_DESCRIPTION OF THE TASK:_
Quote the fairy-tale handout below, starting at the words "Break into groups and make" and stopping after "related to gender?".

_SELECTION:_

— Start —

Angelic Daughters and Monstrous Mothers

 

"Snow White"

  • Who wrote this literary version of "Snow White"?
  • Where was it published?

 

Snow White is an ATU 709 tale. It's primary elements are a "pure and virgin queen." This queen is contrasted with the envy of a beautiful but evil queen (mother/step-mother). The pure queen is (temporarily) overcome by the wicked queen and trapped in a death-like state.

 

Group Project:

Break into groups and make a list of DICHOTOMIES in this fairy tales (opposites). What significance do these fairy tales have in the narrative? 

 

Discussion Questions about "Snow White":

  • How are dichotomies a formal element of fairy tales? 
  • How are dichotomies in this fairy tale related to gender?
  • How are dichotomies in this fairy tale related to the construction of female purity in this fairy tale?
  • How are dichotomies undermined (perhaps unintentionally) in this fairy tale? 

 

Discussion Questions about Once Upon A Time:

  • How does Once Upon A Time co-opt and recreate "Snow White"? 
  • What is emphasized in the pilot?
  • Who receives attention?
  • How does this recreation of "Snow White" play with the female dichotomy in the literary fairy tale?
  • How is economic power incorporated into this fairy tale about female sexuality?  

"Rapunzel" 

 

"Rapunzel" is an ATU 310 tale. It is characterized by supernatural opponents as well as the theme of appetites. 

 

Group Project:

Break into groups and identify different examples of appetites and their significance. 

 

Discussion Questions:

  • What examples of appetite are present in this fairy tale?
  • How is appetite illustrated?
  • How does Tangled (2010) transform the ATU 310 tale?
    • How is the supernatural opponent portrayed?
    • How is appetite illustrated in Tangled?

— End —

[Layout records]
— Start —

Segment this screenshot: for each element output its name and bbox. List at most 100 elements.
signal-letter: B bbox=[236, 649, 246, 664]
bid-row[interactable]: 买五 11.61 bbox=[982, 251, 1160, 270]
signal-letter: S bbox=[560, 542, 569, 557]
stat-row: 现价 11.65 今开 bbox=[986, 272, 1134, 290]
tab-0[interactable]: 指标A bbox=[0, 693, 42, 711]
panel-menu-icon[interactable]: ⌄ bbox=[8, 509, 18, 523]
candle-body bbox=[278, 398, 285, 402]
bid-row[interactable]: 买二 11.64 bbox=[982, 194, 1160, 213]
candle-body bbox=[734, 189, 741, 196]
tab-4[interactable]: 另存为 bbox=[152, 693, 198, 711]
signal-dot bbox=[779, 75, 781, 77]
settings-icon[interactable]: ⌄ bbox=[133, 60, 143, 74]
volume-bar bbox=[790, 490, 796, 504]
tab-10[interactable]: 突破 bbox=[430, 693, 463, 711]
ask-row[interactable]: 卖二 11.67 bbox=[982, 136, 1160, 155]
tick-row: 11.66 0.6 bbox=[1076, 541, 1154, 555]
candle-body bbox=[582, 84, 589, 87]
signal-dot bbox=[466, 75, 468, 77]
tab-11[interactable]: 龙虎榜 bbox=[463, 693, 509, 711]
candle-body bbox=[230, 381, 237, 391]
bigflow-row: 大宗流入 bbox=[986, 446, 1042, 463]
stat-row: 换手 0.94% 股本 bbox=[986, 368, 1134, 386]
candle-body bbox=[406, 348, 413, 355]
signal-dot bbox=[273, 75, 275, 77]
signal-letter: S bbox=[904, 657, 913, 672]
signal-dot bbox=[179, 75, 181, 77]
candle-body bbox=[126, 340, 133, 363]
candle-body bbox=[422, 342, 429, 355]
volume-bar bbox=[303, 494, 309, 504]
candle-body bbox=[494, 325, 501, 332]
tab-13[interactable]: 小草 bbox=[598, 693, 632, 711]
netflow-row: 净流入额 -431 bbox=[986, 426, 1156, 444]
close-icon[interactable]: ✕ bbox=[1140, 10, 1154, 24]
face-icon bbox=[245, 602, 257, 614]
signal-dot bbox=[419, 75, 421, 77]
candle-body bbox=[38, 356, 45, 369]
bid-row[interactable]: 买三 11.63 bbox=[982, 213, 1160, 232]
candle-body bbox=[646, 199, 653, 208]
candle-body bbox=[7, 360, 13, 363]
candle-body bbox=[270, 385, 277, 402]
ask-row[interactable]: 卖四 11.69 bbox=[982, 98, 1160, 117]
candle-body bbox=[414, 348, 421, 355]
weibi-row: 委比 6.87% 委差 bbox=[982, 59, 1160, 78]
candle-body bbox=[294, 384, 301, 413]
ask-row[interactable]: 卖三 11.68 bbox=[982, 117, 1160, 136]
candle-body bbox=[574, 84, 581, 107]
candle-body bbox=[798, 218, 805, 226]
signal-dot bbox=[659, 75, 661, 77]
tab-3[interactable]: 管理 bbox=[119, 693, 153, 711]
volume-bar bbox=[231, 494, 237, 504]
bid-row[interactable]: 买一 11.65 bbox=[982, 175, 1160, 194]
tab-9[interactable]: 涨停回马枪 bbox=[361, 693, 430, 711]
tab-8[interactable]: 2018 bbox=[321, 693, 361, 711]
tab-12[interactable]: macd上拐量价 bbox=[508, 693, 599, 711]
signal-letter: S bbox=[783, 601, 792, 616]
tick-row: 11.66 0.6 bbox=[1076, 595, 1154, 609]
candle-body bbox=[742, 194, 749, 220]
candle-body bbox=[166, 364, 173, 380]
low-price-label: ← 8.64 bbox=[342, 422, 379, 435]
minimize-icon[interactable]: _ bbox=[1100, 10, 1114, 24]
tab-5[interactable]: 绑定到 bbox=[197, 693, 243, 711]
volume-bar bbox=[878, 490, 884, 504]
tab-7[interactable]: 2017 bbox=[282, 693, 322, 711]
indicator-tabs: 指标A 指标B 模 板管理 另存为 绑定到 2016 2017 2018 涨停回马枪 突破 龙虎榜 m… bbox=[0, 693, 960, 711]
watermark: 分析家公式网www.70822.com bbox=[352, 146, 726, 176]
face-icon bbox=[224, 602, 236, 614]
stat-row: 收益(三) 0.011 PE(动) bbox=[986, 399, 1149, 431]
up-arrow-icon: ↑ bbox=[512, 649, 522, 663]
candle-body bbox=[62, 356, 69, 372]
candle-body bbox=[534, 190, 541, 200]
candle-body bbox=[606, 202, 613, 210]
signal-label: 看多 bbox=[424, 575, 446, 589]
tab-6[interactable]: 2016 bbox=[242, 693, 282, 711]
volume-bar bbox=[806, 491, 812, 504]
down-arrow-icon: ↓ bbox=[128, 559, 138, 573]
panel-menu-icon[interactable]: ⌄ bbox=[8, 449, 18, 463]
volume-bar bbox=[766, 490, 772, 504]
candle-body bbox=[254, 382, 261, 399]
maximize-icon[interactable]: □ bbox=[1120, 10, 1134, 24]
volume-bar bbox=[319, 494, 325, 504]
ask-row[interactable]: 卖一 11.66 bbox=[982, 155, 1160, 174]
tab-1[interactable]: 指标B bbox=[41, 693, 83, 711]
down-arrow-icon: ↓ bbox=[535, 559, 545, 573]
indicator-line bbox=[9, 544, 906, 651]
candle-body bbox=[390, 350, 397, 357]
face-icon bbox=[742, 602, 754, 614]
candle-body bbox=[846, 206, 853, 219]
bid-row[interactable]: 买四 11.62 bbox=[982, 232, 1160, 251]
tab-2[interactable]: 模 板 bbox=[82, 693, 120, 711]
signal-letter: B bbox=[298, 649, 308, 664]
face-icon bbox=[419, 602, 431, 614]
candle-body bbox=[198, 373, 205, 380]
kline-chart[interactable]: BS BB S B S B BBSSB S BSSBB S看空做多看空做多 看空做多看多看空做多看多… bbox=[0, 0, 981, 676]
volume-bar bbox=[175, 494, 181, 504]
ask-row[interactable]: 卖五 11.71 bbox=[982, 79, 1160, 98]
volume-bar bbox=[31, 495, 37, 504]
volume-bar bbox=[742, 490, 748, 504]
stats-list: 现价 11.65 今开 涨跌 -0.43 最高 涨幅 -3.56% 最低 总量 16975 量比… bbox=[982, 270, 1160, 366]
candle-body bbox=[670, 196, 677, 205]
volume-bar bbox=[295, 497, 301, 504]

— End —

_SOLUTION TO THIS TASK:_
Break into groups and make a list of DICHOTOMIES in this fairy tales (opposites). What significance do these fairy tales have in the narrative? 

 

Discussion Questions about "Snow White":

  • How are dichotomies a formal element of fairy tales? 
  • How are dichotomies in this fairy tale related to gender?